Dataset entries:
++++++++
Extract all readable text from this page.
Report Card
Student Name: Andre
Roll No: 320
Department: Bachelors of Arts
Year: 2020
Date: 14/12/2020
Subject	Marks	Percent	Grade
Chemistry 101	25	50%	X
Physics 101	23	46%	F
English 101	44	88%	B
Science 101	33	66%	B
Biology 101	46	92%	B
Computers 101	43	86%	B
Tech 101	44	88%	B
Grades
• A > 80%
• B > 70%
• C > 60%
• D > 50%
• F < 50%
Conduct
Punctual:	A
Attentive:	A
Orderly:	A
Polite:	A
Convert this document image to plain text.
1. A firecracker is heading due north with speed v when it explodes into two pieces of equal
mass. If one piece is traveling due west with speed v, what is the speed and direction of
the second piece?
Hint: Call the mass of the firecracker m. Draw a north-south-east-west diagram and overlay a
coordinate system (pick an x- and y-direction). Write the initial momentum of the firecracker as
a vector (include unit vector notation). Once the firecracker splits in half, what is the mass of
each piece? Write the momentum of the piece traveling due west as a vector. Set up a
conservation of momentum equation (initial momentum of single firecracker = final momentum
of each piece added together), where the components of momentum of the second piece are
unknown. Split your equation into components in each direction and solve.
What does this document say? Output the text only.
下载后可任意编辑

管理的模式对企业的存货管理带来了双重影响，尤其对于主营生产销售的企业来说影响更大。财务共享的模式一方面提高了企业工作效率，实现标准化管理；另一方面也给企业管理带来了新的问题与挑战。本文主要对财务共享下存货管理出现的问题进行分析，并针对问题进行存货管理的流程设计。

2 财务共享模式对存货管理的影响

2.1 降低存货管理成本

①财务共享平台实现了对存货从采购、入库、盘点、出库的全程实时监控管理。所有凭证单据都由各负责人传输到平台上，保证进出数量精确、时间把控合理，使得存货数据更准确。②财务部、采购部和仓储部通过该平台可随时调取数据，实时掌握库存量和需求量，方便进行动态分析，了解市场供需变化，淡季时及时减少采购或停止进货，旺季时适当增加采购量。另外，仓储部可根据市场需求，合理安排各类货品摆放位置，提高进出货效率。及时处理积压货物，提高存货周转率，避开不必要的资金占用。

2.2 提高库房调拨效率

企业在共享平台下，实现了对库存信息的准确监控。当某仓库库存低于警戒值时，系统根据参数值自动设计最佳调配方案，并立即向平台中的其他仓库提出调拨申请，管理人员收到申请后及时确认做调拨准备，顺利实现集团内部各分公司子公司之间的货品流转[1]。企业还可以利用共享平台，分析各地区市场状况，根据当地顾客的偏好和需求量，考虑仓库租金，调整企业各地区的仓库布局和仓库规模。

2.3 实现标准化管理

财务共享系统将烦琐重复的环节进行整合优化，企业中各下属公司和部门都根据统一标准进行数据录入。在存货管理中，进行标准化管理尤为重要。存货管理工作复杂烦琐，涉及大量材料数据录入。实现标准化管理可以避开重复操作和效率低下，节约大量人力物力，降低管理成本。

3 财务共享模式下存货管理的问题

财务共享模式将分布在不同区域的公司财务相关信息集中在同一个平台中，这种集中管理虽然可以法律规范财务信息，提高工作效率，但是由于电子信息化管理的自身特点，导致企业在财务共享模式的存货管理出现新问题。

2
++++++++
Every entry should be output exactly as written, please.

Task answer:
Extract all readable text from this page.
Report Card
Student Name: Andre
Roll No: 320
Department: Bachelors of Arts
Year: 2020
Date: 14/12/2020
Subject	Marks	Percent	Grade
Chemistry 101	25	50%	X
Physics 101	23	46%	F
English 101	44	88%	B
Science 101	33	66%	B
Biology 101	46	92%	B
Computers 101	43	86%	B
Tech 101	44	88%	B
Grades
• A > 80%
• B > 70%
• C > 60%
• D > 50%
• F < 50%
Conduct
Punctual:	A
Attentive:	A
Orderly:	A
Polite:	A
Convert this document image to plain text.
1. A firecracker is heading due north with speed v when it explodes into two pieces of equal
mass. If one piece is traveling due west with speed v, what is the speed and direction of
the second piece?
Hint: Call the mass of the firecracker m. Draw a north-south-east-west diagram and overlay a
coordinate system (pick an x- and y-direction). Write the initial momentum of the firecracker as
a vector (include unit vector notation). Once the firecracker splits in half, what is the mass of
each piece? Write the momentum of the piece traveling due west as a vector. Set up a
conservation of momentum equation (initial momentum of single firecracker = final momentum
of each piece added together), where the components of momentum of the second piece are
unknown. Split your equation into components in each direction and solve.
What does this document say? Output the text only.
下载后可任意编辑

管理的模式对企业的存货管理带来了双重影响，尤其对于主营生产销售的企业来说影响更大。财务共享的模式一方面提高了企业工作效率，实现标准化管理；另一方面也给企业管理带来了新的问题与挑战。本文主要对财务共享下存货管理出现的问题进行分析，并针对问题进行存货管理的流程设计。

2 财务共享模式对存货管理的影响

2.1 降低存货管理成本

①财务共享平台实现了对存货从采购、入库、盘点、出库的全程实时监控管理。所有凭证单据都由各负责人传输到平台上，保证进出数量精确、时间把控合理，使得存货数据更准确。②财务部、采购部和仓储部通过该平台可随时调取数据，实时掌握库存量和需求量，方便进行动态分析，了解市场供需变化，淡季时及时减少采购或停止进货，旺季时适当增加采购量。另外，仓储部可根据市场需求，合理安排各类货品摆放位置，提高进出货效率。及时处理积压货物，提高存货周转率，避开不必要的资金占用。

2.2 提高库房调拨效率

企业在共享平台下，实现了对库存信息的准确监控。当某仓库库存低于警戒值时，系统根据参数值自动设计最佳调配方案，并立即向平台中的其他仓库提出调拨申请，管理人员收到申请后及时确认做调拨准备，顺利实现集团内部各分公司子公司之间的货品流转[1]。企业还可以利用共享平台，分析各地区市场状况，根据当地顾客的偏好和需求量，考虑仓库租金，调整企业各地区的仓库布局和仓库规模。

2.3 实现标准化管理

财务共享系统将烦琐重复的环节进行整合优化，企业中各下属公司和部门都根据统一标准进行数据录入。在存货管理中，进行标准化管理尤为重要。存货管理工作复杂烦琐，涉及大量材料数据录入。实现标准化管理可以避开重复操作和效率低下，节约大量人力物力，降低管理成本。

3 财务共享模式下存货管理的问题

财务共享模式将分布在不同区域的公司财务相关信息集中在同一个平台中，这种集中管理虽然可以法律规范财务信息，提高工作效率，但是由于电子信息化管理的自身特点，导致企业在财务共享模式的存货管理出现新问题。

2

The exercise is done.